_Текст для изучения_
------------------------------------

Сегодня трудный день (по настроениям). Вечером в театре: смотрела, как играет жена нашего жильца, молоденькая актриса, дочь знаменитого балетчика Леонтьева. Переехала она к нему на днях, бросив мужа, талантливого и хорошо зарабатывающего инженера Левина. Нарядная, вся в заграничных вещах. А у нашего юноши Котлярова, кроме домов, туманных афер и клопиного царства, ничего за душой нет. Это, может быть, тоже называется любовью.
В театре в партере сижу одна, недвижно, ни разу не сойдя с места. Аудитория рабочая: принимает все искренне и примитивно. Реплики с мест – в помощь герою, который нравится ("не верь ему, не верь! – слабо, не обманешь!" и т. д.). Потом, в уборных, смотрю, как разгримировывается Леонтьева. Скучаю. Трамвай 37 напоминает остро о Покровской площади.
15 ноября, понедельник
Ничего. Работа по геологии.
16 ноября, вторник
Легкий снег. Геология. Английский. Бессонница – ночами читаю. Днем не позволяю себе заниматься чем-либо другим, кроме работы. Если и читаю, то только технические и научные книги. Замораживаюсь все больше и больше. Работа. Деньги. Платежи. Технические совершенствования. Ночью – Франс, Фейхтвангер, Голсуорси, редко – поэты. Все – мимо, все – не для меня.
Единственный человек, который не предает меня сознательно, это моя мать. Единственный человек, к которому у меня жива вера. И больше – ни-ко-го. Весело? Очень.
17 ноября, среда
Деловые неудачи, вызывающие глухое – и почти злобное – настроение. Бессонница. Одиночество. Тоска. Во время утреннего завтрака – неожиданное письмо от Р. Трудный разговор с мамой на эту тему. Нет, нити еще не порваны. Нити еще несут. Если Николенька знал какие-то дороги ко мне, то Р. знал настоящие дороги.

------------------------------------

Повторите дневниковый отрывок полностью, сохранив каждое слово и знак. Следующие далее записи представляют собой отдельный материал.

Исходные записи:
------------------------------------

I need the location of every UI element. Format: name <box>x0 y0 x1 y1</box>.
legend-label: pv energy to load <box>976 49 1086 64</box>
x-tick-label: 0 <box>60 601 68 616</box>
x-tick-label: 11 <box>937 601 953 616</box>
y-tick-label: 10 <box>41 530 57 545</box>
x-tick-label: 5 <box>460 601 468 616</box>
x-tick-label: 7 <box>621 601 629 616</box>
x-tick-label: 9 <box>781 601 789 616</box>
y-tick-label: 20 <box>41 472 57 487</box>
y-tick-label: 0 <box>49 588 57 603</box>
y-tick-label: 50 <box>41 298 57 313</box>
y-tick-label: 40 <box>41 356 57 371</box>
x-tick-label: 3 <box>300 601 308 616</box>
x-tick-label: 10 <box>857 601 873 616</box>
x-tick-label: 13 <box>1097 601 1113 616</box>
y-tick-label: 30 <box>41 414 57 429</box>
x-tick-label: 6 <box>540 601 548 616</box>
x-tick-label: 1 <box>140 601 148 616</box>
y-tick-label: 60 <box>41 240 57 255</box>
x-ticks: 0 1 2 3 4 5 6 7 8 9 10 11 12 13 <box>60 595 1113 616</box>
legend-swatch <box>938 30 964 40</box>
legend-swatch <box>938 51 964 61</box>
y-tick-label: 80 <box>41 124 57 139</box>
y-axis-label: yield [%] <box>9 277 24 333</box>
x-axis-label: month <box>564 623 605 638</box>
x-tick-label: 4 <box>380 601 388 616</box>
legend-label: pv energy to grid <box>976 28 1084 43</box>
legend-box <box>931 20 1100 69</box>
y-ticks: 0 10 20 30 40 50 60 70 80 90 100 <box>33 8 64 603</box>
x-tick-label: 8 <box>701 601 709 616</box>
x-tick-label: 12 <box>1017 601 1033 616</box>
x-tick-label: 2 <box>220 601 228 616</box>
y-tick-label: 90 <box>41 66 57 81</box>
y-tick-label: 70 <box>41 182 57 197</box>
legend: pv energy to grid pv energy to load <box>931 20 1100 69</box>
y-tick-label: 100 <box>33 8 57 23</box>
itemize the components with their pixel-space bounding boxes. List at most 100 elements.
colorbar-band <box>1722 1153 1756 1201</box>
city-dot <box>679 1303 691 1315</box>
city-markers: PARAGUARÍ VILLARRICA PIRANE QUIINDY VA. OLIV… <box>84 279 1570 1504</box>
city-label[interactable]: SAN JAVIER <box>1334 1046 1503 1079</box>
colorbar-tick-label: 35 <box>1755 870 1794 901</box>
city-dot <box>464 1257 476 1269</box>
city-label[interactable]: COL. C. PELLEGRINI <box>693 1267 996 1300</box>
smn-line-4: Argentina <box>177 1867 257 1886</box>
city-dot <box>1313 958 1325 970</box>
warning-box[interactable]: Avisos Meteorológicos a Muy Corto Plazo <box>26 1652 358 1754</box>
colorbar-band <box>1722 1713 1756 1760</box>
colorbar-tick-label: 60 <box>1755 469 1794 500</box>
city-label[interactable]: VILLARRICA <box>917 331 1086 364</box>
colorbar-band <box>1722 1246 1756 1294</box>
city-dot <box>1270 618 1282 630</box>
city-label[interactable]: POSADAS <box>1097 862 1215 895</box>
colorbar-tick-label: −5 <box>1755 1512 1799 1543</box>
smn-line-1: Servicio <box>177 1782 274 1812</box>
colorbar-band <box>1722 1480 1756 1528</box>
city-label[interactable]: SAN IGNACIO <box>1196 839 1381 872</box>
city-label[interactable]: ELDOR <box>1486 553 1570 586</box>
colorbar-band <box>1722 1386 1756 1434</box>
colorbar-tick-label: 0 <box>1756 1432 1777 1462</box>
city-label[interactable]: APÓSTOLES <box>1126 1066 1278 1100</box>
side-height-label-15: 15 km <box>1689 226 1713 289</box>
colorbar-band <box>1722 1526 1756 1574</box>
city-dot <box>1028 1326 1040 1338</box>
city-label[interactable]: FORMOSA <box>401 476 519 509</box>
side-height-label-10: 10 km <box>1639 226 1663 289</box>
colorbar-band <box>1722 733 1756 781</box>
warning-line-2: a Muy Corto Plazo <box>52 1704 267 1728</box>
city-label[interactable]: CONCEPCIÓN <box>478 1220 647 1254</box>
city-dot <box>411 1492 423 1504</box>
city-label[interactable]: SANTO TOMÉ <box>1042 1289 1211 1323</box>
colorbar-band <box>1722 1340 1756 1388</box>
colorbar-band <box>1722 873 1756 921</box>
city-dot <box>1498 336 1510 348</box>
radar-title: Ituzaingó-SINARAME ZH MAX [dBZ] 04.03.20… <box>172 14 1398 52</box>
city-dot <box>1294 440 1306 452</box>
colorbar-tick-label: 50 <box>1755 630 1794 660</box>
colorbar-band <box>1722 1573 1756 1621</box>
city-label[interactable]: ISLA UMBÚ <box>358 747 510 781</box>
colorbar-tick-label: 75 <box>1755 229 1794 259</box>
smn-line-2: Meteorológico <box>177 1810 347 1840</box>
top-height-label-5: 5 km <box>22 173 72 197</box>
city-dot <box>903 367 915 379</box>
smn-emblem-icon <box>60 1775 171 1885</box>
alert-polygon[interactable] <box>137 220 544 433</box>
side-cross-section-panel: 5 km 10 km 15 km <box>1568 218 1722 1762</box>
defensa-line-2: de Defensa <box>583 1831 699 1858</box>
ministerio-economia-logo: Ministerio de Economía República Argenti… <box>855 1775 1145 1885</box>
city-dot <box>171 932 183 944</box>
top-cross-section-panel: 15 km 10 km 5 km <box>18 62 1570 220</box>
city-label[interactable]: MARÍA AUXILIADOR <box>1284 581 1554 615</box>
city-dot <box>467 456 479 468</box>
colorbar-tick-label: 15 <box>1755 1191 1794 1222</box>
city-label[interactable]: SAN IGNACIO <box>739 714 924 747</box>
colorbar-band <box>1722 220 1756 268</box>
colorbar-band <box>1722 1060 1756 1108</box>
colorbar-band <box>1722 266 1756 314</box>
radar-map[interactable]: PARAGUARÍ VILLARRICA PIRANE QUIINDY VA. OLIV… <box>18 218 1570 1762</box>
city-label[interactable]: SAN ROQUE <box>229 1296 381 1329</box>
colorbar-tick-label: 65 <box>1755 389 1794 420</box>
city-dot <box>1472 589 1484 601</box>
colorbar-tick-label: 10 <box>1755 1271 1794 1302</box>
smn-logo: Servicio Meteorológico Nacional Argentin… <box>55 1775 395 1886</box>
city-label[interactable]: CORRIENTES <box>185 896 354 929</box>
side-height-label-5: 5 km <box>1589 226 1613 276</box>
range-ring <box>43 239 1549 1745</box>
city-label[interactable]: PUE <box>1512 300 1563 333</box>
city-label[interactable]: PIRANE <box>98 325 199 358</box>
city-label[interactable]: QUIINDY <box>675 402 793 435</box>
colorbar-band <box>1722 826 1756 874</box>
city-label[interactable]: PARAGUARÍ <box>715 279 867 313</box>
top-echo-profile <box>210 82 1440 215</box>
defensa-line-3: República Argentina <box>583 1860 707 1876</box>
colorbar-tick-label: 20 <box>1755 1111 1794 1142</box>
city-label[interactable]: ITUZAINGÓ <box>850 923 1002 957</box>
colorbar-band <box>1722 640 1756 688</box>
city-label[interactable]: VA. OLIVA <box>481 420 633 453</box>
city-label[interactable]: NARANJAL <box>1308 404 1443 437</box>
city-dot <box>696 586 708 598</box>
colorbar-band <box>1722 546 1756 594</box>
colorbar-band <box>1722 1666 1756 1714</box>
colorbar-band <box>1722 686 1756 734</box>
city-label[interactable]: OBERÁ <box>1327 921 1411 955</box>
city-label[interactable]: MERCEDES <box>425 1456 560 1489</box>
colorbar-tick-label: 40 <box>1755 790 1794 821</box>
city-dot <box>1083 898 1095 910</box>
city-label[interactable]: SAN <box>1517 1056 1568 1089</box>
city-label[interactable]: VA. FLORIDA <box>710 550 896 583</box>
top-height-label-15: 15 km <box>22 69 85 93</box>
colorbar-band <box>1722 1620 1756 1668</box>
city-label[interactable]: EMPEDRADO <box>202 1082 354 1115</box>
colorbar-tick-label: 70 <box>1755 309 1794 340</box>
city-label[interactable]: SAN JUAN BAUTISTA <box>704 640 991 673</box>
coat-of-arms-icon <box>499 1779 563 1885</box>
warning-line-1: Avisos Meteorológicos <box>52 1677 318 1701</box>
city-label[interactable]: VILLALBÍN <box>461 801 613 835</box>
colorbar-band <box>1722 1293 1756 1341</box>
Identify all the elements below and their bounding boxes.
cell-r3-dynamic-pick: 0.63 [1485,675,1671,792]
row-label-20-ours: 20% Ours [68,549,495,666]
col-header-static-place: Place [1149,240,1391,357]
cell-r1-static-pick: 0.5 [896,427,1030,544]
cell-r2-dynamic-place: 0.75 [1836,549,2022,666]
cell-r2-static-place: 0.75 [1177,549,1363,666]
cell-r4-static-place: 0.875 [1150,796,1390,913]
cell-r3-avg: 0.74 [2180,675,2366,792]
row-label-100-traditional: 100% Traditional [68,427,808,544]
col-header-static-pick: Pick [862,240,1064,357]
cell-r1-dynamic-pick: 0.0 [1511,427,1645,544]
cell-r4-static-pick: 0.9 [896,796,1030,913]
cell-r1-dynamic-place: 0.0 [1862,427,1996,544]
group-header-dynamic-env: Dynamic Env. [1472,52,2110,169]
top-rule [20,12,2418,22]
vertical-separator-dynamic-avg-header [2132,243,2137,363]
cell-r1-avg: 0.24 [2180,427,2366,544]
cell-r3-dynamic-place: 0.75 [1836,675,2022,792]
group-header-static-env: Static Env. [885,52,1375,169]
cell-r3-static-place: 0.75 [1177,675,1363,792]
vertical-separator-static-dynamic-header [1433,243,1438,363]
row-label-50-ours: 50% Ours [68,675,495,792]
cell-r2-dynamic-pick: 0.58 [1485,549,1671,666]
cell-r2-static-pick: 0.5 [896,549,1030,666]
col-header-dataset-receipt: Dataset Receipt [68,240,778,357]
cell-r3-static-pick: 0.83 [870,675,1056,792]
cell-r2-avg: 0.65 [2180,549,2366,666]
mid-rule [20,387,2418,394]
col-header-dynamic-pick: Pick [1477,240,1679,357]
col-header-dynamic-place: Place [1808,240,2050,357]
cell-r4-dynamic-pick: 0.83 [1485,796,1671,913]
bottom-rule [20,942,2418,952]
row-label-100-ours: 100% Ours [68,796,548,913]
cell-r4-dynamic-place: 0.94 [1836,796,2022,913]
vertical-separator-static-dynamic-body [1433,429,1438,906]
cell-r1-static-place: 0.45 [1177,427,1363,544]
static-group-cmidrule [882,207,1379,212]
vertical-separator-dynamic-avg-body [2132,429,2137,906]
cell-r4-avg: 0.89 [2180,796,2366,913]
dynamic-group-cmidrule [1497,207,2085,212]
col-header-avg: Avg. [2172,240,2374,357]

------------------------------------

_Поле ответа_
Сегодня трудный день (по настроениям). Вечером в театре: смотрела, как играет жена нашего жильца, молоденькая актриса, дочь знаменитого балетчика Леонтьева. Переехала она к нему на днях, бросив мужа, талантливого и хорошо зарабатывающего инженера Левина. Нарядная, вся в заграничных вещах. А у нашего юноши Котлярова, кроме домов, туманных афер и клопиного царства, ничего за душой нет. Это, может быть, тоже называется любовью.
В театре в партере сижу одна, недвижно, ни разу не сойдя с места. Аудитория рабочая: принимает все искренне и примитивно. Реплики с мест – в помощь герою, который нравится ("не верь ему, не верь! – слабо, не обманешь!" и т. д.). Потом, в уборных, смотрю, как разгримировывается Леонтьева. Скучаю. Трамвай 37 напоминает остро о Покровской площади.
15 ноября, понедельник
Ничего. Работа по геологии.
16 ноября, вторник
Легкий снег. Геология. Английский. Бессонница – ночами читаю. Днем не позволяю себе заниматься чем-либо другим, кроме работы. Если и читаю, то только технические и научные книги. Замораживаюсь все больше и больше. Работа. Деньги. Платежи. Технические совершенствования. Ночью – Франс, Фейхтвангер, Голсуорси, редко – поэты. Все – мимо, все – не для меня.
Единственный человек, который не предает меня сознательно, это моя мать. Единственный человек, к которому у меня жива вера. И больше – ни-ко-го. Весело? Очень.
17 ноября, среда
Деловые неудачи, вызывающие глухое – и почти злобное – настроение. Бессонница. Одиночество. Тоска. Во время утреннего завтрака – неожиданное письмо от Р. Трудный разговор с мамой на эту тему. Нет, нити еще не порваны. Нити еще несут. Если Николенька знал какие-то дороги ко мне, то Р. знал настоящие дороги.